*The task*: Repeat the lines that follow, leaving nothing out.

*Task input*:
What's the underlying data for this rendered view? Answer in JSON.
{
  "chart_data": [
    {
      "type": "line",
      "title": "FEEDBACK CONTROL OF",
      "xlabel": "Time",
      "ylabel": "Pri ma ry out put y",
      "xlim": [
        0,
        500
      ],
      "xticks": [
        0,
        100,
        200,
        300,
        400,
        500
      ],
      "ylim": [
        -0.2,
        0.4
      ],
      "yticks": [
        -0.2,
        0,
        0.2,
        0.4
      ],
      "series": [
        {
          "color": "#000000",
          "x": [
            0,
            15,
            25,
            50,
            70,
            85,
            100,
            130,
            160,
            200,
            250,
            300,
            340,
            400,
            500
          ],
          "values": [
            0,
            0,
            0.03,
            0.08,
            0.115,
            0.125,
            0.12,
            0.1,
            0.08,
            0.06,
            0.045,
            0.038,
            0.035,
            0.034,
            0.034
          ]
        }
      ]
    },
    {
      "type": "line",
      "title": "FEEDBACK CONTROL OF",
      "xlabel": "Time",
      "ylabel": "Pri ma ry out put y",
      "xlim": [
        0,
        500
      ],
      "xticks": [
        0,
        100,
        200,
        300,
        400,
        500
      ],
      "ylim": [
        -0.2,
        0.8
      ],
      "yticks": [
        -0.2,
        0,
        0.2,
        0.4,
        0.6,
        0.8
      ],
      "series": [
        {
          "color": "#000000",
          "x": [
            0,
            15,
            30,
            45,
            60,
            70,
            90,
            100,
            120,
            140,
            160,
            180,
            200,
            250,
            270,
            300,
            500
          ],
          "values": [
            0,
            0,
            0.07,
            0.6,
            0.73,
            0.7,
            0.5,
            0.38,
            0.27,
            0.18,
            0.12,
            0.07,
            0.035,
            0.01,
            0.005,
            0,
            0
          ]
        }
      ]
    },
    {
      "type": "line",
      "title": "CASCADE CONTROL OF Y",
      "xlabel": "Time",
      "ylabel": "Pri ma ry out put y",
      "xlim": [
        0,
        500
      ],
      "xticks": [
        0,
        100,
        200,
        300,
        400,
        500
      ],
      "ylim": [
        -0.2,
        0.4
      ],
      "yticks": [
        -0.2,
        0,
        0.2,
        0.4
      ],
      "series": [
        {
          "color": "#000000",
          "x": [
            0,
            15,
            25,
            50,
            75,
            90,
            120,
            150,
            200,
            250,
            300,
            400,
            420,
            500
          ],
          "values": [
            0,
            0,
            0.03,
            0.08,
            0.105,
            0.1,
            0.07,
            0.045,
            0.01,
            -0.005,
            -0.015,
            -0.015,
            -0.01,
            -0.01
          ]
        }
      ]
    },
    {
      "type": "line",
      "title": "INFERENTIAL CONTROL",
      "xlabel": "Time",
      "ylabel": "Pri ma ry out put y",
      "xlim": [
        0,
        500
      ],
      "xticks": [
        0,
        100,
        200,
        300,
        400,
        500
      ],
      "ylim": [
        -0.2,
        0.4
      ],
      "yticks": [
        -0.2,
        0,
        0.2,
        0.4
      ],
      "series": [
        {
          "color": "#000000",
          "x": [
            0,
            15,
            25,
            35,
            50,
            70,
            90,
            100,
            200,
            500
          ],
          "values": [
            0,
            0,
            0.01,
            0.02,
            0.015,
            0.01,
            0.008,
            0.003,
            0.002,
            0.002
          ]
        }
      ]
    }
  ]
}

*Full output*:
What's the underlying data for this rendered view? Answer in JSON.
{
  "chart_data": [
    {
      "type": "line",
      "title": "FEEDBACK CONTROL OF",
      "xlabel": "Time",
      "ylabel": "Pri ma ry out put y",
      "xlim": [
        0,
        500
      ],
      "xticks": [
        0,
        100,
        200,
        300,
        400,
        500
      ],
      "ylim": [
        -0.2,
        0.4
      ],
      "yticks": [
        -0.2,
        0,
        0.2,
        0.4
      ],
      "series": [
        {
          "color": "#000000",
          "x": [
            0,
            15,
            25,
            50,
            70,
            85,
            100,
            130,
            160,
            200,
            250,
            300,
            340,
            400,
            500
          ],
          "values": [
            0,
            0,
            0.03,
            0.08,
            0.115,
            0.125,
            0.12,
            0.1,
            0.08,
            0.06,
            0.045,
            0.038,
            0.035,
            0.034,
            0.034
          ]
        }
      ]
    },
    {
      "type": "line",
      "title": "FEEDBACK CONTROL OF",
      "xlabel": "Time",
      "ylabel": "Pri ma ry out put y",
      "xlim": [
        0,
        500
      ],
      "xticks": [
        0,
        100,
        200,
        300,
        400,
        500
      ],
      "ylim": [
        -0.2,
        0.8
      ],
      "yticks": [
        -0.2,
        0,
        0.2,
        0.4,
        0.6,
        0.8
      ],
      "series": [
        {
          "color": "#000000",
          "x": [
            0,
            15,
            30,
            45,
            60,
            70,
            90,
            100,
            120,
            140,
            160,
            180,
            200,
            250,
            270,
            300,
            500
          ],
          "values": [
            0,
            0,
            0.07,
            0.6,
            0.73,
            0.7,
            0.5,
            0.38,
            0.27,
            0.18,
            0.12,
            0.07,
            0.035,
            0.01,
            0.005,
            0,
            0
          ]
        }
      ]
    },
    {
      "type": "line",
      "title": "CASCADE CONTROL OF Y",
      "xlabel": "Time",
      "ylabel": "Pri ma ry out put y",
      "xlim": [
        0,
        500
      ],
      "xticks": [
        0,
        100,
        200,
        300,
        400,
        500
      ],
      "ylim": [
        -0.2,
        0.4
      ],
      "yticks": [
        -0.2,
        0,
        0.2,
        0.4
      ],
      "series": [
        {
          "color": "#000000",
          "x": [
            0,
            15,
            25,
            50,
            75,
            90,
            120,
            150,
            200,
            250,
            300,
            400,
            420,
            500
          ],
          "values": [
            0,
            0,
            0.03,
            0.08,
            0.105,
            0.1,
            0.07,
            0.045,
            0.01,
            -0.005,
            -0.015,
            -0.015,
            -0.01,
            -0.01
          ]
        }
      ]
    },
    {
      "type": "line",
      "title": "INFERENTIAL CONTROL",
      "xlabel": "Time",
      "ylabel": "Pri ma ry out put y",
      "xlim": [
        0,
        500
      ],
      "xticks": [
        0,
        100,
        200,
        300,
        400,
        500
      ],
      "ylim": [
        -0.2,
        0.4
      ],
      "yticks": [
        -0.2,
        0,
        0.2,
        0.4
      ],
      "series": [
        {
          "color": "#000000",
          "x": [
            0,
            15,
            25,
            35,
            50,
            70,
            90,
            100,
            200,
            500
          ],
          "values": [
            0,
            0,
            0.01,
            0.02,
            0.015,
            0.01,
            0.008,
            0.003,
            0.002,
            0.002
          ]
        }
      ]
    }
  ]
}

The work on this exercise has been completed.